(Collection entries)
[start]
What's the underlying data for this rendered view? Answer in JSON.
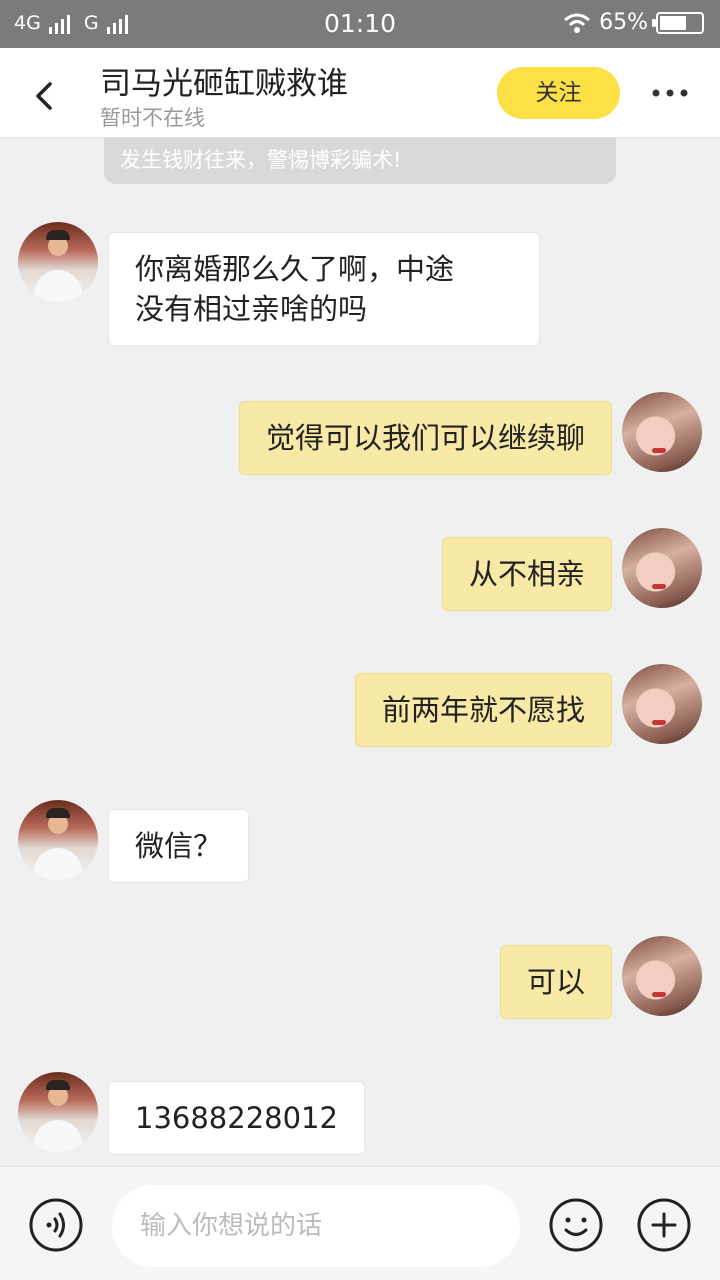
{
  "status_bar": {
    "network1": "4G",
    "network2": "G",
    "time": "01:10",
    "battery": "65%",
    "battery_level": 0.65
  },
  "header": {
    "title": "司马光砸缸贼救谁",
    "subtitle": "暂时不在线",
    "follow_label": "关注"
  },
  "notice": "发生钱财往来，警惕博彩骗术!",
  "messages": [
    {
      "side": "in",
      "text_lines": [
        "你离婚那么久了啊，中途",
        "没有相过亲啥的吗"
      ]
    },
    {
      "side": "out",
      "text": "觉得可以我们可以继续聊"
    },
    {
      "side": "out",
      "text": "从不相亲"
    },
    {
      "side": "out",
      "text": "前两年就不愿找"
    },
    {
      "side": "in",
      "text": "微信？"
    },
    {
      "side": "out",
      "text": "可以"
    },
    {
      "side": "in",
      "text": "13688228012"
    }
  ],
  "input": {
    "placeholder": "输入你想说的话"
  },
  "icons": {
    "back": "chevron-left-icon",
    "more": "more-dots-icon",
    "voice": "voice-icon",
    "emoji": "emoji-icon",
    "plus": "plus-icon"
  },
  "colors": {
    "accent": "#fde046",
    "outgoing_bubble": "#f9e9a6",
    "incoming_bubble": "#ffffff",
    "status_bar": "#7b7b7b",
    "background": "#f0f0f0"
  }
}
[end]
> Instructions to follow: Print the complete listing exactly as it stands, without its pictures.

> Completed exercise:
What's the underlying data for this rendered view? Answer in JSON.
{
  "status_bar": {
    "network1": "4G",
    "network2": "G",
    "time": "01:10",
    "battery": "65%",
    "battery_level": 0.65
  },
  "header": {
    "title": "司马光砸缸贼救谁",
    "subtitle": "暂时不在线",
    "follow_label": "关注"
  },
  "notice": "发生钱财往来，警惕博彩骗术!",
  "messages": [
    {
      "side": "in",
      "text_lines": [
        "你离婚那么久了啊，中途",
        "没有相过亲啥的吗"
      ]
    },
    {
      "side": "out",
      "text": "觉得可以我们可以继续聊"
    },
    {
      "side": "out",
      "text": "从不相亲"
    },
    {
      "side": "out",
      "text": "前两年就不愿找"
    },
    {
      "side": "in",
      "text": "微信？"
    },
    {
      "side": "out",
      "text": "可以"
    },
    {
      "side": "in",
      "text": "13688228012"
    }
  ],
  "input": {
    "placeholder": "输入你想说的话"
  },
  "icons": {
    "back": "chevron-left-icon",
    "more": "more-dots-icon",
    "voice": "voice-icon",
    "emoji": "emoji-icon",
    "plus": "plus-icon"
  },
  "colors": {
    "accent": "#fde046",
    "outgoing_bubble": "#f9e9a6",
    "incoming_bubble": "#ffffff",
    "status_bar": "#7b7b7b",
    "background": "#f0f0f0"
  }
}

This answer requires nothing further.